Devotional Thought By Kristen Kocsis.
2 months ago, I celebrated my 3rd year living with my California family. For those who don’t know my story, I agreed to come work at Rez in Feb. of 2017. I hadn’t finished college yet. All I knew of California was a one layover at SFO. All I knew of Rez was an hour long video call with PD & Adrienne. Later that month, I talked with PD about living with a family from church. Then, in May I moved 1800 miles into a house of a family I’d never met.
It still amazes me how well it all turned out considering how I made some pretty big decisions off of so little info.
Back in 2017 I never guessed how long I’d live with this family. I never guessed that there would be a pandemic or a quarantine. I could have never guessed that I would be working from home indefinitely, that my pay would be cut, or that our church would be under such financial stress. I would have never guessed the level of societal hurt & struggle that lay ahead. I could have never planned for any of that.
But way back in 2017, even though I had no idea what I was getting myself into, God was moving. He was plopping me down in the middle of all kinds of things I didn’t even know I needed. Through the Carter family, Jesus has provided me a place to live where I didn’t have to be anxious when my pay was cut. He’s provided a family who loves me like their own & cares for me. He’s provided a group of people who are full of life & provided all kinds of entertainment during quarantine. He’s provided a place that I can invite the youth over for socially distant youth group.
I would have never guessed this season of life was coming. I could have never planned for it. But it was never outside of God’s hands.
“I lift my eyes up to the hills – where does my help come from? My help comes from the LORD, the Maker of heaven & earth… He will watch over your life; The LORD will watch over your coming & your going both now & forevermore.” – Ps 121:1-2, 7-8
What is something that God has done in the past that has prepared you for this moment?
What does that teach you about God’s character?

Extracted material
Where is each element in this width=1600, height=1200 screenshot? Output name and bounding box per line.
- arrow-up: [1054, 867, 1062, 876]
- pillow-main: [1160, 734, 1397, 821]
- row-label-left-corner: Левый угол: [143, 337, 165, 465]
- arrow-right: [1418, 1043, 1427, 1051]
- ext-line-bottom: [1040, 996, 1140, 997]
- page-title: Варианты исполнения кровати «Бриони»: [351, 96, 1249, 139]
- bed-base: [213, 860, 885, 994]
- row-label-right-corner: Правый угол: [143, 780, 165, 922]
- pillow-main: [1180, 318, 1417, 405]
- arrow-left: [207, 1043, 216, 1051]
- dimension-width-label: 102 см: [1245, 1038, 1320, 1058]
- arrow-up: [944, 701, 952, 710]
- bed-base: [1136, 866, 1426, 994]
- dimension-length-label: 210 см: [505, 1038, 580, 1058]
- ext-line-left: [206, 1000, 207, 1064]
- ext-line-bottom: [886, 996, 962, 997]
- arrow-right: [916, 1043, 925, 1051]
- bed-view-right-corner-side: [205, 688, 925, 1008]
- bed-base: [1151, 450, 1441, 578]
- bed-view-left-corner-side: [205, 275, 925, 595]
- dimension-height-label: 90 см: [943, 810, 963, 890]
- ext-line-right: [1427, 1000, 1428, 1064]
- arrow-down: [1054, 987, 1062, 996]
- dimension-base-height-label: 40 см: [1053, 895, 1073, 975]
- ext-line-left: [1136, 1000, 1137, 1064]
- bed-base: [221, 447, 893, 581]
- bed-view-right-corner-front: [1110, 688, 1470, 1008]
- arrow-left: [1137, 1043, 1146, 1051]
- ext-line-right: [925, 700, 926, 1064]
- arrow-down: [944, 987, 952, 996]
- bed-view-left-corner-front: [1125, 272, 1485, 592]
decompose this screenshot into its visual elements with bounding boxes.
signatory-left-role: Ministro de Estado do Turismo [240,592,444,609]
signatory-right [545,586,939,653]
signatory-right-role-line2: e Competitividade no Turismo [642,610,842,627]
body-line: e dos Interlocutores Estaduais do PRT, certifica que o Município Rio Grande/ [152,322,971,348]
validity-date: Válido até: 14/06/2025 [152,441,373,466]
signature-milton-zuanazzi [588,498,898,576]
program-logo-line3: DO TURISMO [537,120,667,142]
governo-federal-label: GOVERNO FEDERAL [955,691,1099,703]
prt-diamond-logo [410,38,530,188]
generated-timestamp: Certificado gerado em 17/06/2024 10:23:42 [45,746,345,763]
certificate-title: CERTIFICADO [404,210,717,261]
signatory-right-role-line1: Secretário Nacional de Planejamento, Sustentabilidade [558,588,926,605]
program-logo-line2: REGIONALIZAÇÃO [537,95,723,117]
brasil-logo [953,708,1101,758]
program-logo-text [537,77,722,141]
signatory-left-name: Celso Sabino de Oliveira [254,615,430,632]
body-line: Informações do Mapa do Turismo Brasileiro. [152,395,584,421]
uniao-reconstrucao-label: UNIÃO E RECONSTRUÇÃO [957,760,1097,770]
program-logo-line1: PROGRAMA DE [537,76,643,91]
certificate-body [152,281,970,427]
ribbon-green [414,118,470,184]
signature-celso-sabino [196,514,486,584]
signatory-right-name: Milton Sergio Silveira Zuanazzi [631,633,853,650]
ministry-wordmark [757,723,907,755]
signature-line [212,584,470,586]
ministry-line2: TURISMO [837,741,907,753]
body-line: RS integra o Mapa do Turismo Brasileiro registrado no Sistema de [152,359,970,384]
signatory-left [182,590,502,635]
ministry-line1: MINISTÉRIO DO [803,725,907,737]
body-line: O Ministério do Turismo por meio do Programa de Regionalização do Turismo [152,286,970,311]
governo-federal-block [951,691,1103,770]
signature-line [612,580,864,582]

Activities
1/ Answer these questions from the devotional:
(a) How many miles did the writer move in May?
(b) Which family does the writer live with?
(c) Which psalm verses does the devotional quote?
2/ List everything that, according to the devotional, Jesus has provided through the Carter family.
3/ Reproduce the part of the devotional that opens with the words containing "But way back" and closes with "distant youth group.".
The records are not needed for anything here.

Responses to the tasks
1/
(a) 1800 miles
(b) The Carter family
(c) Ps 121:1-2, 7-8

2/
- A place to live where the writer didn't have to be anxious when their pay was cut
- A family who loves the writer like their own and cares for them
- A group of people who are full of life and provided all kinds of entertainment during quarantine
- A place where the writer can invite the youth over for socially distant youth group

3/
But way back in 2017, even though I had no idea what I was getting myself into, God was moving. He was plopping me down in the middle of all kinds of things I didn’t even know I needed. Through the Carter family, Jesus has provided me a place to live where I didn’t have to be anxious when my pay was cut. He’s provided a family who loves me like their own & cares for me. He’s provided a group of people who are full of life & provided all kinds of entertainment during quarantine. He’s provided a place that I can invite the youth over for socially distant youth group.